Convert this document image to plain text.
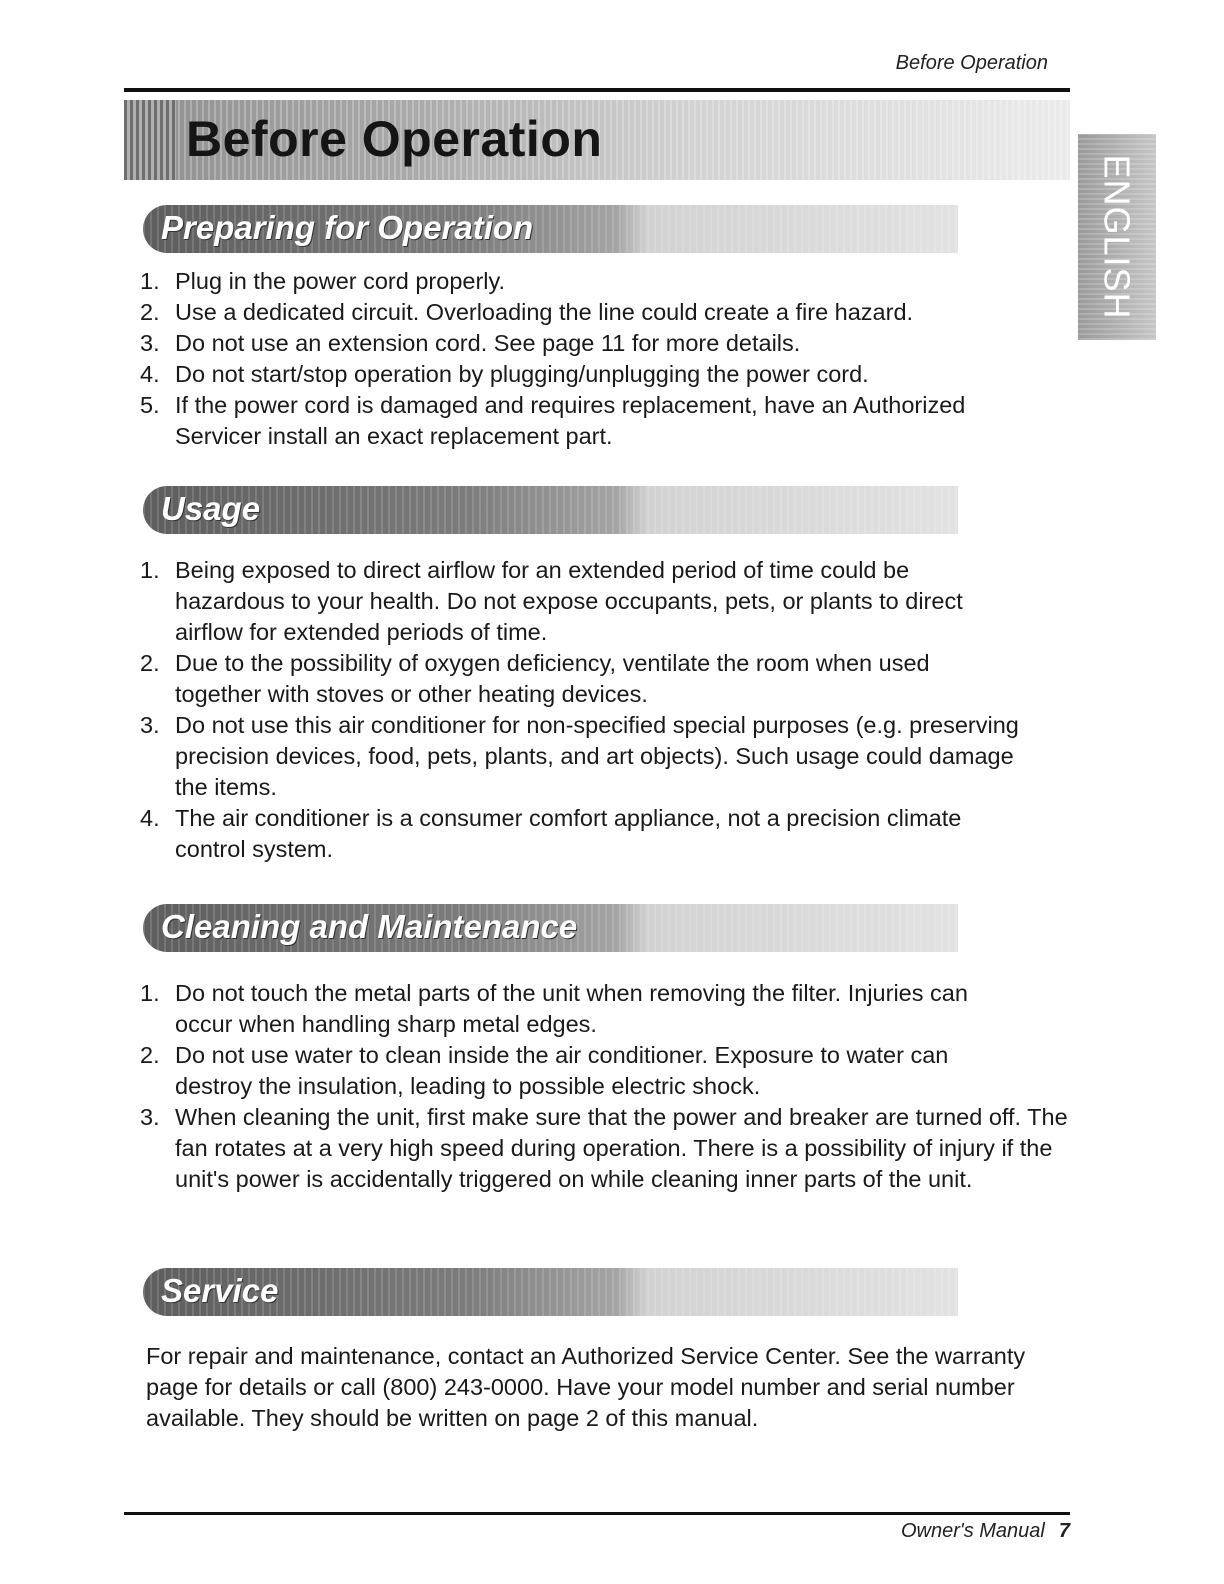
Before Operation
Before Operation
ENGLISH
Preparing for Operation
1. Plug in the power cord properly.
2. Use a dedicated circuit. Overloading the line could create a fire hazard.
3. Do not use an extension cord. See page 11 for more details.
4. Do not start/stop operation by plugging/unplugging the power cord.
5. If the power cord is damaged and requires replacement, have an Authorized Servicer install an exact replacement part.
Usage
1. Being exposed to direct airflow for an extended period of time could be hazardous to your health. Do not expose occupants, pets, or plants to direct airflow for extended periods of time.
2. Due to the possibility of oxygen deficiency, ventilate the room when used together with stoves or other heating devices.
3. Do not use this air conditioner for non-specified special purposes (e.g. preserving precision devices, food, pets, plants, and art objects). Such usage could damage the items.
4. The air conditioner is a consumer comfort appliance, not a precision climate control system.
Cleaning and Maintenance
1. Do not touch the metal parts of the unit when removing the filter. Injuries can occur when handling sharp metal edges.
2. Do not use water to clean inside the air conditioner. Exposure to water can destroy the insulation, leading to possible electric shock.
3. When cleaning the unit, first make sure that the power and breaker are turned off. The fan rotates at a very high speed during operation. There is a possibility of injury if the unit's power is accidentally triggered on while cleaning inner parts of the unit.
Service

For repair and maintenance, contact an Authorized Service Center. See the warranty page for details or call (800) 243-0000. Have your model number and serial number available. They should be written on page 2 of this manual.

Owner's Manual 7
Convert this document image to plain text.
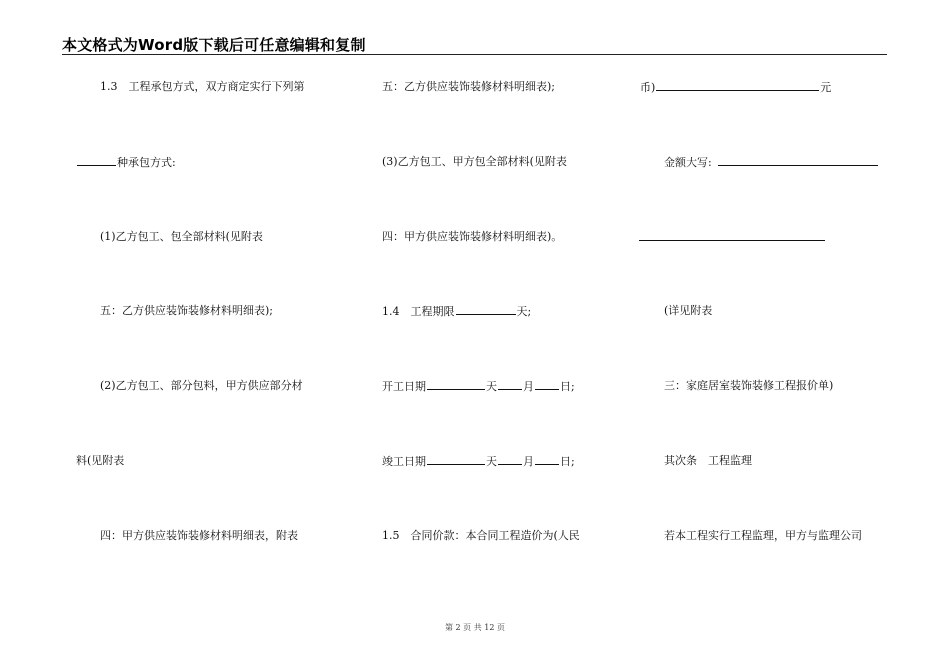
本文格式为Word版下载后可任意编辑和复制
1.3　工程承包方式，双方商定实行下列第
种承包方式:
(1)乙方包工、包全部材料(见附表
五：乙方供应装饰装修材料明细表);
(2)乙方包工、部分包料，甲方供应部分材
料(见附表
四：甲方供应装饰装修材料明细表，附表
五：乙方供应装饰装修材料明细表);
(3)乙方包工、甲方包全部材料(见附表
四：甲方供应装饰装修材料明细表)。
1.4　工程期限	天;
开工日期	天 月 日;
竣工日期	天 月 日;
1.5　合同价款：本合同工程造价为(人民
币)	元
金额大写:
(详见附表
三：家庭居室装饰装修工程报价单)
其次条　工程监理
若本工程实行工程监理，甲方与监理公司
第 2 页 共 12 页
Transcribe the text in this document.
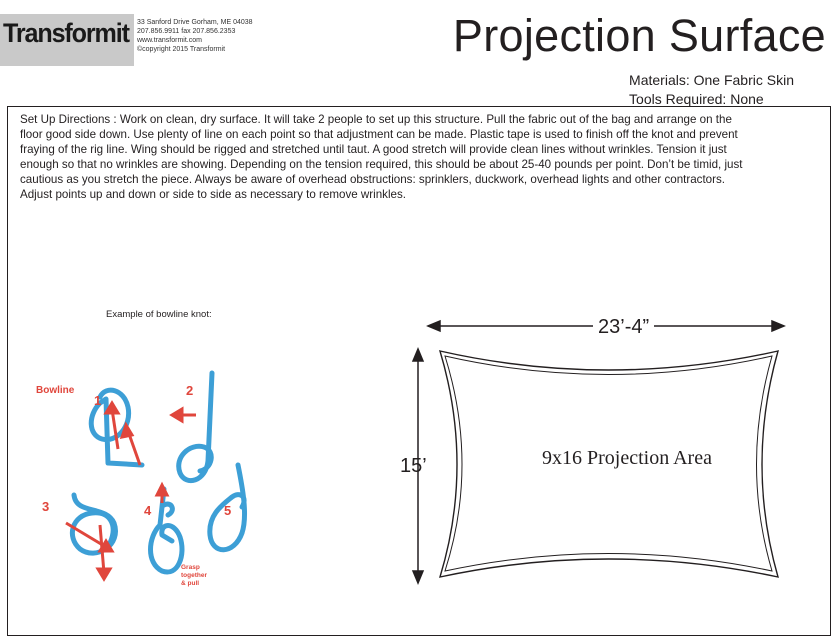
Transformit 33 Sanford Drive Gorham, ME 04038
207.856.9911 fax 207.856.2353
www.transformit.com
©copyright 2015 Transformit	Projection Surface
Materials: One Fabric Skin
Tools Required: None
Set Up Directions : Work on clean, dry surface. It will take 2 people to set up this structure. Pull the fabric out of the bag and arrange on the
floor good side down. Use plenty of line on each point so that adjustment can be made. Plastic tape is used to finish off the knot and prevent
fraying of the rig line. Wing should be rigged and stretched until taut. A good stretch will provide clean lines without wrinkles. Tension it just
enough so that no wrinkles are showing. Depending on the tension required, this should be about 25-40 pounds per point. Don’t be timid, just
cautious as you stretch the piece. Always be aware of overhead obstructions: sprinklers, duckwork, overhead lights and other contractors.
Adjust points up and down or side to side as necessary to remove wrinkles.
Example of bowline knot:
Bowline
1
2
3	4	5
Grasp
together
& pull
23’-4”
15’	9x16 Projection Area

· · · · · · ·

EXERCISE OBJECTIVE ▸ Looking at the data above, how many lines hold the word "stretch"? Respond with the number alone.

OUTPUT FOR THIS TASK ▸ 2